Send back the records in full, character for character.
======== The records
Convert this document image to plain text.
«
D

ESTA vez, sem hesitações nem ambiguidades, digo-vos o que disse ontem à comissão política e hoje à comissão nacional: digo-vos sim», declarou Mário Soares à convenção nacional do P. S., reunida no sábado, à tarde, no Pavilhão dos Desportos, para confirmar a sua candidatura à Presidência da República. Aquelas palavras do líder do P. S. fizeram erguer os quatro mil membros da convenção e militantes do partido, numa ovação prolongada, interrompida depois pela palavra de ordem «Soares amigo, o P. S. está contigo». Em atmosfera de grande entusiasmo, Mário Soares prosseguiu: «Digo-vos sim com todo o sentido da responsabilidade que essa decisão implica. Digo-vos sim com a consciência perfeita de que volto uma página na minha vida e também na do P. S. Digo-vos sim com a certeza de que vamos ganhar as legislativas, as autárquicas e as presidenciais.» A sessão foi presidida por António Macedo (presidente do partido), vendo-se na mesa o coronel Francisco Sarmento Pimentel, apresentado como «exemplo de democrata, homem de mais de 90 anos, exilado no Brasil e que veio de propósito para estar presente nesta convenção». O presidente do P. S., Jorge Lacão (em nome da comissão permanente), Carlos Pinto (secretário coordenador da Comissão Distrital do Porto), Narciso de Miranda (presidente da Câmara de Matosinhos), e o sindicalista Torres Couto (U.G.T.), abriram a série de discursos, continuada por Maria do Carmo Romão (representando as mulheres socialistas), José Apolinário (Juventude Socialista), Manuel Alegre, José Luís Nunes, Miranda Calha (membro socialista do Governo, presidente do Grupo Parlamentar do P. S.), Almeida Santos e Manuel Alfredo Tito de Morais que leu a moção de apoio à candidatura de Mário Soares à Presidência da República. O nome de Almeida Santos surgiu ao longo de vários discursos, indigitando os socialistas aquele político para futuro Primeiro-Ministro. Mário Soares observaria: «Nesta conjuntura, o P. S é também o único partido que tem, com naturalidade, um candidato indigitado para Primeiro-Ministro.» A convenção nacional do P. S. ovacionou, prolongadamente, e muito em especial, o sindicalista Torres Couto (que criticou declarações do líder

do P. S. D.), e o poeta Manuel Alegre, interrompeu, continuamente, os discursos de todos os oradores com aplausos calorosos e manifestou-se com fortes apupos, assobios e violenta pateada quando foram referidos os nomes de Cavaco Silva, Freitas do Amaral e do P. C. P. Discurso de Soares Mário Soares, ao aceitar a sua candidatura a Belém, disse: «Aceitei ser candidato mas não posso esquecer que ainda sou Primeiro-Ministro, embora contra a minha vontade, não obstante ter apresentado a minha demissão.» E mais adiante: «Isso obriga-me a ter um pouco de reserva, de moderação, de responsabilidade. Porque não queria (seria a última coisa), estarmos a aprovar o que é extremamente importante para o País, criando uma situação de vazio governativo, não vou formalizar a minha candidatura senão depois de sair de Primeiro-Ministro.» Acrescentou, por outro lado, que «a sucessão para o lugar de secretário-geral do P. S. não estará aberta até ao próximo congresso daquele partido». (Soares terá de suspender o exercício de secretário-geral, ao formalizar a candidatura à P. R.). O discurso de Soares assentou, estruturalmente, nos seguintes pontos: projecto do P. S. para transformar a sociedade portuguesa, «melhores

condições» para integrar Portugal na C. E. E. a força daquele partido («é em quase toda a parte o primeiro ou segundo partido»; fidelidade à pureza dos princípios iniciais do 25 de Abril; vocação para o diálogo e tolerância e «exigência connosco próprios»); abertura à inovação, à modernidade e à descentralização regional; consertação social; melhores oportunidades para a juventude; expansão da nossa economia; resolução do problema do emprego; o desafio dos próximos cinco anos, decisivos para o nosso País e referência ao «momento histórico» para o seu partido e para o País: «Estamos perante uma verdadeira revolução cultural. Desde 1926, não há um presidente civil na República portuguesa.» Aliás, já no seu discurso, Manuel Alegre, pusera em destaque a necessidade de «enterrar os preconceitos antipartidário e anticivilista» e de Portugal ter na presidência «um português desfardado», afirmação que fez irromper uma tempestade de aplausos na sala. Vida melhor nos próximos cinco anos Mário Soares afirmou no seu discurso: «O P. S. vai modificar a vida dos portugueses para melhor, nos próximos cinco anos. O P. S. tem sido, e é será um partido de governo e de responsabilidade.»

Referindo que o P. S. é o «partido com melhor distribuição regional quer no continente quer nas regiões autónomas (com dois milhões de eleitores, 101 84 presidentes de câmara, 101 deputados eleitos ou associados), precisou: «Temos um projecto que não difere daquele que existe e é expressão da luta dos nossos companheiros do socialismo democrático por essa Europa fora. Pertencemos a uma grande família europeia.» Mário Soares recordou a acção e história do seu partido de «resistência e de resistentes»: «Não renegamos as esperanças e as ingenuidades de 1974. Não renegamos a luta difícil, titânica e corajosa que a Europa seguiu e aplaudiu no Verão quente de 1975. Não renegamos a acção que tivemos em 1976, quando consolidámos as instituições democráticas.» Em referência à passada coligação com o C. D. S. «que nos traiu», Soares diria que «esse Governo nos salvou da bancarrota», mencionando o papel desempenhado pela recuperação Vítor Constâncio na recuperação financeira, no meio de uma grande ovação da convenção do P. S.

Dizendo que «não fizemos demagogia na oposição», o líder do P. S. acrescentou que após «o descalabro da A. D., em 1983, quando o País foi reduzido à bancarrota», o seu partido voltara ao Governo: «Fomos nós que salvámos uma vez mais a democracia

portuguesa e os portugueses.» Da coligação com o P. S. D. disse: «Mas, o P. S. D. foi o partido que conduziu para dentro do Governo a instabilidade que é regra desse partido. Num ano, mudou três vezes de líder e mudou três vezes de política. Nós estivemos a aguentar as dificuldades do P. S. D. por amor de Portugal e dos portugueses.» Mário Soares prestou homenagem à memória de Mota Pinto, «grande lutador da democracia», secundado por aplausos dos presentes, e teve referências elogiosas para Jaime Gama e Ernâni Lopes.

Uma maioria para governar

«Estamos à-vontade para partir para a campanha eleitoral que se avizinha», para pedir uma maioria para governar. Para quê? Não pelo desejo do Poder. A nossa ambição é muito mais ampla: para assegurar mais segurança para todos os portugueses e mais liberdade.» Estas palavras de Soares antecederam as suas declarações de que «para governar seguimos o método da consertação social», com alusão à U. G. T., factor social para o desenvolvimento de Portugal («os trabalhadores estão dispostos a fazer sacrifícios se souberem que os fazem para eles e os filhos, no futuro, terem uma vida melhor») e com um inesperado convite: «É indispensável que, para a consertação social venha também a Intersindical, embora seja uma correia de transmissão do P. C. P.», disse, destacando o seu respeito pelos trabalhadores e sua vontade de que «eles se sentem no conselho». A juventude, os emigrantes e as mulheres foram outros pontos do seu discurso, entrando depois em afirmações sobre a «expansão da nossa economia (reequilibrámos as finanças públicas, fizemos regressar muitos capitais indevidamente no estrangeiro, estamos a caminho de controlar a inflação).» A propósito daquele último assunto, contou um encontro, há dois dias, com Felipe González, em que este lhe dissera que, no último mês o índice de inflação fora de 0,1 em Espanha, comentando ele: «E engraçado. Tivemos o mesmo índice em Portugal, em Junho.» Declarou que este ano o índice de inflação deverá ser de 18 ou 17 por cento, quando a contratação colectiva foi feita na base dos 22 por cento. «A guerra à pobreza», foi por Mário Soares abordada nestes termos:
================
■ Task result ■
Convert this document image to plain text.
«
D

ESTA vez, sem hesitações nem ambiguidades, digo-vos o que disse ontem à comissão política e hoje à comissão nacional: digo-vos sim», declarou Mário Soares à convenção nacional do P. S., reunida no sábado, à tarde, no Pavilhão dos Desportos, para confirmar a sua candidatura à Presidência da República. Aquelas palavras do líder do P. S. fizeram erguer os quatro mil membros da convenção e militantes do partido, numa ovação prolongada, interrompida depois pela palavra de ordem «Soares amigo, o P. S. está contigo». Em atmosfera de grande entusiasmo, Mário Soares prosseguiu: «Digo-vos sim com todo o sentido da responsabilidade que essa decisão implica. Digo-vos sim com a consciência perfeita de que volto uma página na minha vida e também na do P. S. Digo-vos sim com a certeza de que vamos ganhar as legislativas, as autárquicas e as presidenciais.» A sessão foi presidida por António Macedo (presidente do partido), vendo-se na mesa o coronel Francisco Sarmento Pimentel, apresentado como «exemplo de democrata, homem de mais de 90 anos, exilado no Brasil e que veio de propósito para estar presente nesta convenção». O presidente do P. S., Jorge Lacão (em nome da comissão permanente), Carlos Pinto (secretário coordenador da Comissão Distrital do Porto), Narciso de Miranda (presidente da Câmara de Matosinhos), e o sindicalista Torres Couto (U.G.T.), abriram a série de discursos, continuada por Maria do Carmo Romão (representando as mulheres socialistas), José Apolinário (Juventude Socialista), Manuel Alegre, José Luís Nunes, Miranda Calha (membro socialista do Governo, presidente do Grupo Parlamentar do P. S.), Almeida Santos e Manuel Alfredo Tito de Morais que leu a moção de apoio à candidatura de Mário Soares à Presidência da República. O nome de Almeida Santos surgiu ao longo de vários discursos, indigitando os socialistas aquele político para futuro Primeiro-Ministro. Mário Soares observaria: «Nesta conjuntura, o P. S é também o único partido que tem, com naturalidade, um candidato indigitado para Primeiro-Ministro.» A convenção nacional do P. S. ovacionou, prolongadamente, e muito em especial, o sindicalista Torres Couto (que criticou declarações do líder

do P. S. D.), e o poeta Manuel Alegre, interrompeu, continuamente, os discursos de todos os oradores com aplausos calorosos e manifestou-se com fortes apupos, assobios e violenta pateada quando foram referidos os nomes de Cavaco Silva, Freitas do Amaral e do P. C. P. Discurso de Soares Mário Soares, ao aceitar a sua candidatura a Belém, disse: «Aceitei ser candidato mas não posso esquecer que ainda sou Primeiro-Ministro, embora contra a minha vontade, não obstante ter apresentado a minha demissão.» E mais adiante: «Isso obriga-me a ter um pouco de reserva, de moderação, de responsabilidade. Porque não queria (seria a última coisa), estarmos a aprovar o que é extremamente importante para o País, criando uma situação de vazio governativo, não vou formalizar a minha candidatura senão depois de sair de Primeiro-Ministro.» Acrescentou, por outro lado, que «a sucessão para o lugar de secretário-geral do P. S. não estará aberta até ao próximo congresso daquele partido». (Soares terá de suspender o exercício de secretário-geral, ao formalizar a candidatura à P. R.). O discurso de Soares assentou, estruturalmente, nos seguintes pontos: projecto do P. S. para transformar a sociedade portuguesa, «melhores

condições» para integrar Portugal na C. E. E. a força daquele partido («é em quase toda a parte o primeiro ou segundo partido»; fidelidade à pureza dos princípios iniciais do 25 de Abril; vocação para o diálogo e tolerância e «exigência connosco próprios»); abertura à inovação, à modernidade e à descentralização regional; consertação social; melhores oportunidades para a juventude; expansão da nossa economia; resolução do problema do emprego; o desafio dos próximos cinco anos, decisivos para o nosso País e referência ao «momento histórico» para o seu partido e para o País: «Estamos perante uma verdadeira revolução cultural. Desde 1926, não há um presidente civil na República portuguesa.» Aliás, já no seu discurso, Manuel Alegre, pusera em destaque a necessidade de «enterrar os preconceitos antipartidário e anticivilista» e de Portugal ter na presidência «um português desfardado», afirmação que fez irromper uma tempestade de aplausos na sala. Vida melhor nos próximos cinco anos Mário Soares afirmou no seu discurso: «O P. S. vai modificar a vida dos portugueses para melhor, nos próximos cinco anos. O P. S. tem sido, e é será um partido de governo e de responsabilidade.»

Referindo que o P. S. é o «partido com melhor distribuição regional quer no continente quer nas regiões autónomas (com dois milhões de eleitores, 101 84 presidentes de câmara, 101 deputados eleitos ou associados), precisou: «Temos um projecto que não difere daquele que existe e é expressão da luta dos nossos companheiros do socialismo democrático por essa Europa fora. Pertencemos a uma grande família europeia.» Mário Soares recordou a acção e história do seu partido de «resistência e de resistentes»: «Não renegamos as esperanças e as ingenuidades de 1974. Não renegamos a luta difícil, titânica e corajosa que a Europa seguiu e aplaudiu no Verão quente de 1975. Não renegamos a acção que tivemos em 1976, quando consolidámos as instituições democráticas.» Em referência à passada coligação com o C. D. S. «que nos traiu», Soares diria que «esse Governo nos salvou da bancarrota», mencionando o papel desempenhado pela recuperação Vítor Constâncio na recuperação financeira, no meio de uma grande ovação da convenção do P. S.

Dizendo que «não fizemos demagogia na oposição», o líder do P. S. acrescentou que após «o descalabro da A. D., em 1983, quando o País foi reduzido à bancarrota», o seu partido voltara ao Governo: «Fomos nós que salvámos uma vez mais a democracia

portuguesa e os portugueses.» Da coligação com o P. S. D. disse: «Mas, o P. S. D. foi o partido que conduziu para dentro do Governo a instabilidade que é regra desse partido. Num ano, mudou três vezes de líder e mudou três vezes de política. Nós estivemos a aguentar as dificuldades do P. S. D. por amor de Portugal e dos portugueses.» Mário Soares prestou homenagem à memória de Mota Pinto, «grande lutador da democracia», secundado por aplausos dos presentes, e teve referências elogiosas para Jaime Gama e Ernâni Lopes.

Uma maioria para governar

«Estamos à-vontade para partir para a campanha eleitoral que se avizinha», para pedir uma maioria para governar. Para quê? Não pelo desejo do Poder. A nossa ambição é muito mais ampla: para assegurar mais segurança para todos os portugueses e mais liberdade.» Estas palavras de Soares antecederam as suas declarações de que «para governar seguimos o método da consertação social», com alusão à U. G. T., factor social para o desenvolvimento de Portugal («os trabalhadores estão dispostos a fazer sacrifícios se souberem que os fazem para eles e os filhos, no futuro, terem uma vida melhor») e com um inesperado convite: «É indispensável que, para a consertação social venha também a Intersindical, embora seja uma correia de transmissão do P. C. P.», disse, destacando o seu respeito pelos trabalhadores e sua vontade de que «eles se sentem no conselho». A juventude, os emigrantes e as mulheres foram outros pontos do seu discurso, entrando depois em afirmações sobre a «expansão da nossa economia (reequilibrámos as finanças públicas, fizemos regressar muitos capitais indevidamente no estrangeiro, estamos a caminho de controlar a inflação).» A propósito daquele último assunto, contou um encontro, há dois dias, com Felipe González, em que este lhe dissera que, no último mês o índice de inflação fora de 0,1 em Espanha, comentando ele: «E engraçado. Tivemos o mesmo índice em Portugal, em Junho.» Declarou que este ano o índice de inflação deverá ser de 18 ou 17 por cento, quando a contratação colectiva foi feita na base dos 22 por cento. «A guerra à pobreza», foi por Mário Soares abordada nestes termos:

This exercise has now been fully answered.